* _Indicación 1_: Actualiza el pasaje sobre la familia real desde "Nunca le tuve" hasta "a callar. Joder.", cambiando "Exquisito" por "Magnífico".
* _Indicación 2_: Reproduce sin cambios las líneas de los registros desde la que contiene "message-text: r nha (89, 836, 135, 859)" hasta la que contiene "unavailable-notice: Người này", ambas incluidas.

* _Fuente_:
....

De los tres hijos del rey, la poco agraciada infanta Elena, se casó con el igualmente poco agraciado Duque de Lugo, Don Jaime de Marichalar, de quien se divorció quince años después. De ese matrimonio nacieron dos hijos. El primogénito, Felipe Juan Froilán, se dispararía una escopeta de perdigones en un pie, mientras practicaba tiro al blanco en casa de su padre, justo cuando su real abuelo jugaba a los safari en Botswana y se caía de la cama fracturándose la cadera. Joder.
La infanta Cristina se casaría también con el ex jugador de pelota vasca Iñaki Urdangarín , quien actualmente estaría siendo investigado por posible uso de los dineros públicos y tráfico de influencias. Ella se ha declarado argentina en todo este asunto, pero le están investigando dos de sus cuentas bancarias, las que tendrían ingresados dinerillos non sanctos. Joder.
Nunca le tuve ni afecto ni animosidad al rey Juan Carlos, pero si me complació mucho aquel episodio jocoso, cuando cansado de ver que el obtuso bolivariano interrumpía sistemáticamente a Zapatero en su discurso en uno de esas cumbres iberoamericanas, el rey le espetó muy suelto de cuerpo, por que no te callas. Exquisito. Supongo que su estatura real, lo privó de decirle el mentado gilipollas. Pero lo mandó a callar. Joder.

....

* _Datos del ejercicio_:

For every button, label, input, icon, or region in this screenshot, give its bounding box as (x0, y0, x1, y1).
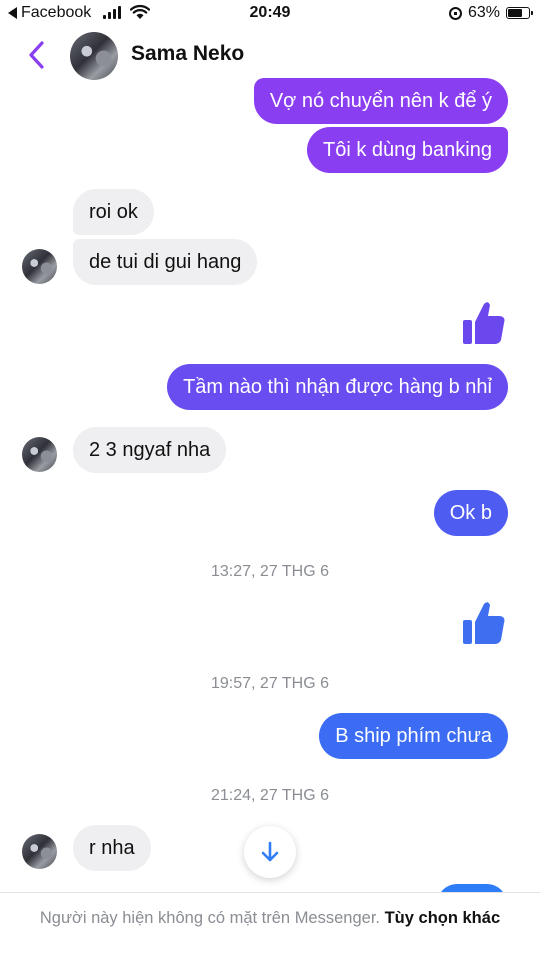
message-text: r nha (89, 836, 135, 859)
sender-avatar[interactable] (22, 249, 57, 284)
timestamp: 13:27, 27 THG 6 (211, 563, 329, 580)
notice-text: Người này hiện không có mặt trên Messeng… (39, 909, 380, 927)
message-text: Vợ nó chuyển nên k để ý (269, 89, 492, 112)
timestamp: 21:24, 27 THG 6 (211, 787, 329, 804)
contact-name[interactable]: Sama Neko (131, 42, 244, 66)
message-bubble-outgoing[interactable]: Tầm nào thì nhận được hàng b nhỉ (167, 364, 508, 410)
scroll-to-bottom-button[interactable] (244, 826, 296, 878)
back-chevron-icon[interactable] (24, 38, 50, 72)
message-bubble-incoming[interactable]: 2 3 ngyaf nha (73, 427, 227, 473)
message-text: roi ok (89, 200, 138, 223)
arrow-down-icon (261, 841, 279, 862)
message-bubble-incoming[interactable]: roi ok (73, 189, 154, 235)
like-thumbs-up-icon (463, 302, 505, 344)
timestamp: 19:57, 27 THG 6 (211, 675, 329, 692)
orientation-lock-icon (448, 6, 462, 20)
message-text: B ship phím chưa (335, 724, 492, 747)
battery-icon (506, 7, 533, 19)
unavailable-notice: Người này hiện không có mặt trên Messeng… (0, 892, 540, 960)
status-bar: Facebook 20:49 63% (0, 0, 540, 28)
message-text: de tui di gui hang (89, 250, 242, 273)
sender-avatar[interactable] (22, 834, 57, 869)
message-bubble-outgoing[interactable]: Vợ nó chuyển nên k để ý (253, 78, 508, 124)
chat-header: Sama Neko (0, 28, 540, 84)
message-text: 2 3 ngyaf nha (89, 438, 211, 461)
message-bubble-outgoing[interactable]: Ok b (433, 490, 508, 536)
message-text: Tầm nào thì nhận được hàng b nhỉ (183, 375, 492, 398)
message-text: Ok b (449, 501, 492, 524)
message-text: Tôi k dùng banking (322, 138, 492, 161)
message-bubble-incoming[interactable]: de tui di gui hang (73, 239, 258, 285)
message-bubble-outgoing[interactable]: B ship phím chưa (319, 713, 508, 759)
contact-avatar[interactable] (70, 32, 118, 80)
battery-percent: 63% (467, 4, 500, 21)
like-thumbs-up-icon (463, 602, 505, 644)
sender-avatar[interactable] (22, 437, 57, 472)
message-bubble-outgoing[interactable]: Tôi k dùng banking (306, 127, 508, 173)
more-options-link[interactable]: Tùy chọn khác (385, 909, 501, 927)
message-bubble-incoming[interactable]: r nha (73, 825, 151, 871)
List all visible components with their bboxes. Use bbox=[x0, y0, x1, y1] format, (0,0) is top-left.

....

* _Resultado 1_:
Nunca le tuve ni afecto ni animosidad al rey Juan Carlos, pero si me complació mucho aquel episodio jocoso, cuando cansado de ver que el obtuso bolivariano interrumpía sistemáticamente a Zapatero en su discurso en uno de esas cumbres iberoamericanas, el rey le espetó muy suelto de cuerpo, por que no te callas. Magnífico. Supongo que su estatura real, lo privó de decirle el mentado gilipollas. Pero lo mandó a callar. Joder.

* _Resultado 2_:
message-text: r nha (89, 836, 135, 859)
sender-avatar[interactable] (22, 249, 57, 284)
timestamp: 13:27, 27 THG 6 (211, 563, 329, 580)
notice-text: Người này hiện không có mặt trên Messeng… (39, 909, 380, 927)
message-text: Vợ nó chuyển nên k để ý (269, 89, 492, 112)
timestamp: 21:24, 27 THG 6 (211, 787, 329, 804)
contact-name[interactable]: Sama Neko (131, 42, 244, 66)
message-bubble-outgoing[interactable]: Tầm nào thì nhận được hàng b nhỉ (167, 364, 508, 410)
scroll-to-bottom-button[interactable] (244, 826, 296, 878)
back-chevron-icon[interactable] (24, 38, 50, 72)
message-bubble-incoming[interactable]: 2 3 ngyaf nha (73, 427, 227, 473)
message-text: roi ok (89, 200, 138, 223)
arrow-down-icon (261, 841, 279, 862)
message-bubble-incoming[interactable]: roi ok (73, 189, 154, 235)
like-thumbs-up-icon (463, 302, 505, 344)
timestamp: 19:57, 27 THG 6 (211, 675, 329, 692)
orientation-lock-icon (448, 6, 462, 20)
message-text: B ship phím chưa (335, 724, 492, 747)
battery-icon (506, 7, 533, 19)
unavailable-notice: Người này hiện không có mặt trên Messeng… (0, 892, 540, 960)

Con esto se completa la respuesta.